-- Stated problem --
Extract all lines in the data that contain the word "nhuận".

======== Recorded data

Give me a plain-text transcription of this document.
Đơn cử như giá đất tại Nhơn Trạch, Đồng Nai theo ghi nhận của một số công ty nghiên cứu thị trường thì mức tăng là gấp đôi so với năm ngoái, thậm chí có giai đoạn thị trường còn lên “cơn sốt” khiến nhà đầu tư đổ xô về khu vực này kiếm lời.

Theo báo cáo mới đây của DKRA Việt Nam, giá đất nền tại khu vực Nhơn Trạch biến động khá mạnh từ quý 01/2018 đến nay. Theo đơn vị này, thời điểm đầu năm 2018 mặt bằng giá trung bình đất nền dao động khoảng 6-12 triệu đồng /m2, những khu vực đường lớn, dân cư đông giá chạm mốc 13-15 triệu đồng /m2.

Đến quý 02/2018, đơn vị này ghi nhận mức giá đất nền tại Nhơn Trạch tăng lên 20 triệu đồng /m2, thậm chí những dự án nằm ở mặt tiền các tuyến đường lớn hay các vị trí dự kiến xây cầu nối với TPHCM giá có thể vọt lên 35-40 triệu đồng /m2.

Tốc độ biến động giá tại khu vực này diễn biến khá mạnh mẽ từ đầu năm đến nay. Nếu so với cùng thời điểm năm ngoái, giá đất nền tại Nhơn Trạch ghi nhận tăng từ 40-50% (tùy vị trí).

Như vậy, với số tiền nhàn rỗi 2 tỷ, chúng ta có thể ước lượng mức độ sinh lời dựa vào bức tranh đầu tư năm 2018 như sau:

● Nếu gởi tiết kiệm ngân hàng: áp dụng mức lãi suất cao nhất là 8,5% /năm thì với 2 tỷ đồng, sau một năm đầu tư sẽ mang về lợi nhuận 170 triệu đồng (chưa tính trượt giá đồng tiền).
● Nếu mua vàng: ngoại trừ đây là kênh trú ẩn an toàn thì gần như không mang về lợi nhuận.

================

-- Response --
● Nếu gởi tiết kiệm ngân hàng: áp dụng mức lãi suất cao nhất là 8,5% /năm thì với 2 tỷ đồng, sau một năm đầu tư sẽ mang về lợi nhuận 170 triệu đồng (chưa tính trượt giá đồng tiền).
● Nếu mua vàng: ngoại trừ đây là kênh trú ẩn an toàn thì gần như không mang về lợi nhuận.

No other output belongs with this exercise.